*Problem description:* Copy the records below word for word, every line included.

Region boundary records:
==========
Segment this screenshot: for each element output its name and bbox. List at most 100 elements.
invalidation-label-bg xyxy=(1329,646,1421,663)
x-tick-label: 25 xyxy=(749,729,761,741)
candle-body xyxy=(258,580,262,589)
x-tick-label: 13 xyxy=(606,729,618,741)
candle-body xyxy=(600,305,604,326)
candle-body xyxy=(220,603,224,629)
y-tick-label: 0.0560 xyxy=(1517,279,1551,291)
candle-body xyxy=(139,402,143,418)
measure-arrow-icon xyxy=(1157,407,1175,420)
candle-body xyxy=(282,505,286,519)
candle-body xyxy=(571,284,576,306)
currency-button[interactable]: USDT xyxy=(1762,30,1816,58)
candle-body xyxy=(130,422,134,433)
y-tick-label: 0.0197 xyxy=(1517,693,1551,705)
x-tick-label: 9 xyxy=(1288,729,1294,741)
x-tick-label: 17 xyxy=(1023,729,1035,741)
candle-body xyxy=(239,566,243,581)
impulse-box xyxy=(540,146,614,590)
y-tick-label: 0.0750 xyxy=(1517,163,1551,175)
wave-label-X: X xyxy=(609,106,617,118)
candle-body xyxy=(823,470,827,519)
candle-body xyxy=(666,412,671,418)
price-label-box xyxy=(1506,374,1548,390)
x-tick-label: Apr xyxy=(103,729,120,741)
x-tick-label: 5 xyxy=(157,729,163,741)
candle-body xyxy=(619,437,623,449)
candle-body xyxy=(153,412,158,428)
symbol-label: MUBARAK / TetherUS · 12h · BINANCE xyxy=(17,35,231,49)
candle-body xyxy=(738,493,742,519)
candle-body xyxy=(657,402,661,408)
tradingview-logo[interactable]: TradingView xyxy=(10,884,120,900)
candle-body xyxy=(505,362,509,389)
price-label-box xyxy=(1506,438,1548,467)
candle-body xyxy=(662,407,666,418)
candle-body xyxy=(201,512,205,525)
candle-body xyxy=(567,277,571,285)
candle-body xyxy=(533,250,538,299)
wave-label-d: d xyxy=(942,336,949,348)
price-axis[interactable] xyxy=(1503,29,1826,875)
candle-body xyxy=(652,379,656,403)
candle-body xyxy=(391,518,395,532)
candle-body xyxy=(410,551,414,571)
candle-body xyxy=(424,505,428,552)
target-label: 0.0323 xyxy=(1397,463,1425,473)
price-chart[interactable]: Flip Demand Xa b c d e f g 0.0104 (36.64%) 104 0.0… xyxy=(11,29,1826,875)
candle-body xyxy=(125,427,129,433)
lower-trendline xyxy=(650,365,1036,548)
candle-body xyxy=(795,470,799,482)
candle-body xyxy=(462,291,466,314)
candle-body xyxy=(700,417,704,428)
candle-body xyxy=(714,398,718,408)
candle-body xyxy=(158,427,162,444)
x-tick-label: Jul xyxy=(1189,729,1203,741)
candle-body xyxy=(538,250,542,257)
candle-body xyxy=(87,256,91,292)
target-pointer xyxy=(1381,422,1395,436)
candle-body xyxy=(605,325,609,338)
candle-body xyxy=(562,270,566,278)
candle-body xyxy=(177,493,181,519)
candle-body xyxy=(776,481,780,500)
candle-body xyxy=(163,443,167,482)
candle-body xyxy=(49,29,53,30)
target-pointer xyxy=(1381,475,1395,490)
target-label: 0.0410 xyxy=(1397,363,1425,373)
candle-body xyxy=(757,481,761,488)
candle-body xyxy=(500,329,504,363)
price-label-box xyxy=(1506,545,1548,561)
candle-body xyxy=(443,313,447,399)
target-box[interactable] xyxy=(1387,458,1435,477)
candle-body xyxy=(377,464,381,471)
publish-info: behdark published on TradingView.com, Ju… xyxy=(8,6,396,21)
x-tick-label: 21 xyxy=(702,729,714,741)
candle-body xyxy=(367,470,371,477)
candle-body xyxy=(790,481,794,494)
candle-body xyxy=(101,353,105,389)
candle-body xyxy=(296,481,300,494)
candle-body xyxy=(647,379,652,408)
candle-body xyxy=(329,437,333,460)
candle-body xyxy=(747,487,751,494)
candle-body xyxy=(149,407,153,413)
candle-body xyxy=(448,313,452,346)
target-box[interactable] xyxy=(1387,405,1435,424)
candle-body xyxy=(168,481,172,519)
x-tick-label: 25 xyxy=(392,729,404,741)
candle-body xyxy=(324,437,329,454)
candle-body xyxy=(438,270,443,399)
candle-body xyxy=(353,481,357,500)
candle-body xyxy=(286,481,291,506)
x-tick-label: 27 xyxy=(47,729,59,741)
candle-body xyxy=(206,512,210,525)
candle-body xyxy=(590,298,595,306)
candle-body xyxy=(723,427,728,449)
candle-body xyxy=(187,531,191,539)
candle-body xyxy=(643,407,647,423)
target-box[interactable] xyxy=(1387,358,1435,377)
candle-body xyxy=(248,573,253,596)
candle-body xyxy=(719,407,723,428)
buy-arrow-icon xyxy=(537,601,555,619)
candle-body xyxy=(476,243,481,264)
==========
*Result of the exercise:*
Segment this screenshot: for each element output its name and bbox. List at most 100 elements.
invalidation-label-bg xyxy=(1329,646,1421,663)
x-tick-label: 25 xyxy=(749,729,761,741)
candle-body xyxy=(258,580,262,589)
x-tick-label: 13 xyxy=(606,729,618,741)
candle-body xyxy=(600,305,604,326)
candle-body xyxy=(220,603,224,629)
y-tick-label: 0.0560 xyxy=(1517,279,1551,291)
candle-body xyxy=(139,402,143,418)
measure-arrow-icon xyxy=(1157,407,1175,420)
candle-body xyxy=(282,505,286,519)
candle-body xyxy=(571,284,576,306)
currency-button[interactable]: USDT xyxy=(1762,30,1816,58)
candle-body xyxy=(130,422,134,433)
y-tick-label: 0.0197 xyxy=(1517,693,1551,705)
x-tick-label: 9 xyxy=(1288,729,1294,741)
x-tick-label: 17 xyxy=(1023,729,1035,741)
candle-body xyxy=(239,566,243,581)
impulse-box xyxy=(540,146,614,590)
y-tick-label: 0.0750 xyxy=(1517,163,1551,175)
wave-label-X: X xyxy=(609,106,617,118)
candle-body xyxy=(823,470,827,519)
candle-body xyxy=(666,412,671,418)
price-label-box xyxy=(1506,374,1548,390)
x-tick-label: Apr xyxy=(103,729,120,741)
x-tick-label: 5 xyxy=(157,729,163,741)
candle-body xyxy=(619,437,623,449)
candle-body xyxy=(153,412,158,428)
symbol-label: MUBARAK / TetherUS · 12h · BINANCE xyxy=(17,35,231,49)
candle-body xyxy=(738,493,742,519)
candle-body xyxy=(657,402,661,408)
tradingview-logo[interactable]: TradingView xyxy=(10,884,120,900)
candle-body xyxy=(505,362,509,389)
price-label-box xyxy=(1506,438,1548,467)
candle-body xyxy=(662,407,666,418)
candle-body xyxy=(201,512,205,525)
candle-body xyxy=(567,277,571,285)
candle-body xyxy=(533,250,538,299)
wave-label-d: d xyxy=(942,336,949,348)
price-axis[interactable] xyxy=(1503,29,1826,875)
candle-body xyxy=(652,379,656,403)
candle-body xyxy=(391,518,395,532)
candle-body xyxy=(410,551,414,571)
candle-body xyxy=(424,505,428,552)
target-label: 0.0323 xyxy=(1397,463,1425,473)
price-chart[interactable]: Flip Demand Xa b c d e f g 0.0104 (36.64%) 104 0.0… xyxy=(11,29,1826,875)
candle-body xyxy=(125,427,129,433)
lower-trendline xyxy=(650,365,1036,548)
candle-body xyxy=(795,470,799,482)
candle-body xyxy=(462,291,466,314)
candle-body xyxy=(700,417,704,428)
candle-body xyxy=(714,398,718,408)
candle-body xyxy=(158,427,162,444)
x-tick-label: Jul xyxy=(1189,729,1203,741)
candle-body xyxy=(538,250,542,257)
candle-body xyxy=(87,256,91,292)
target-pointer xyxy=(1381,422,1395,436)
candle-body xyxy=(605,325,609,338)
candle-body xyxy=(562,270,566,278)
candle-body xyxy=(177,493,181,519)
candle-body xyxy=(776,481,780,500)
candle-body xyxy=(163,443,167,482)
candle-body xyxy=(49,29,53,30)
target-pointer xyxy=(1381,475,1395,490)
target-label: 0.0410 xyxy=(1397,363,1425,373)
candle-body xyxy=(757,481,761,488)
candle-body xyxy=(500,329,504,363)
price-label-box xyxy=(1506,545,1548,561)
candle-body xyxy=(443,313,447,399)
target-box[interactable] xyxy=(1387,458,1435,477)
candle-body xyxy=(377,464,381,471)
publish-info: behdark published on TradingView.com, Ju… xyxy=(8,6,396,21)
x-tick-label: 21 xyxy=(702,729,714,741)
candle-body xyxy=(367,470,371,477)
candle-body xyxy=(790,481,794,494)
candle-body xyxy=(101,353,105,389)
candle-body xyxy=(296,481,300,494)
candle-body xyxy=(647,379,652,408)
candle-body xyxy=(329,437,333,460)
candle-body xyxy=(747,487,751,494)
candle-body xyxy=(149,407,153,413)
candle-body xyxy=(448,313,452,346)
target-box[interactable] xyxy=(1387,405,1435,424)
candle-body xyxy=(168,481,172,519)
x-tick-label: 25 xyxy=(392,729,404,741)
candle-body xyxy=(324,437,329,454)
candle-body xyxy=(438,270,443,399)
candle-body xyxy=(353,481,357,500)
candle-body xyxy=(286,481,291,506)
x-tick-label: 27 xyxy=(47,729,59,741)
candle-body xyxy=(206,512,210,525)
candle-body xyxy=(590,298,595,306)
candle-body xyxy=(723,427,728,449)
candle-body xyxy=(187,531,191,539)
candle-body xyxy=(643,407,647,423)
target-box[interactable] xyxy=(1387,358,1435,377)
candle-body xyxy=(248,573,253,596)
candle-body xyxy=(719,407,723,428)
buy-arrow-icon xyxy=(537,601,555,619)
candle-body xyxy=(476,243,481,264)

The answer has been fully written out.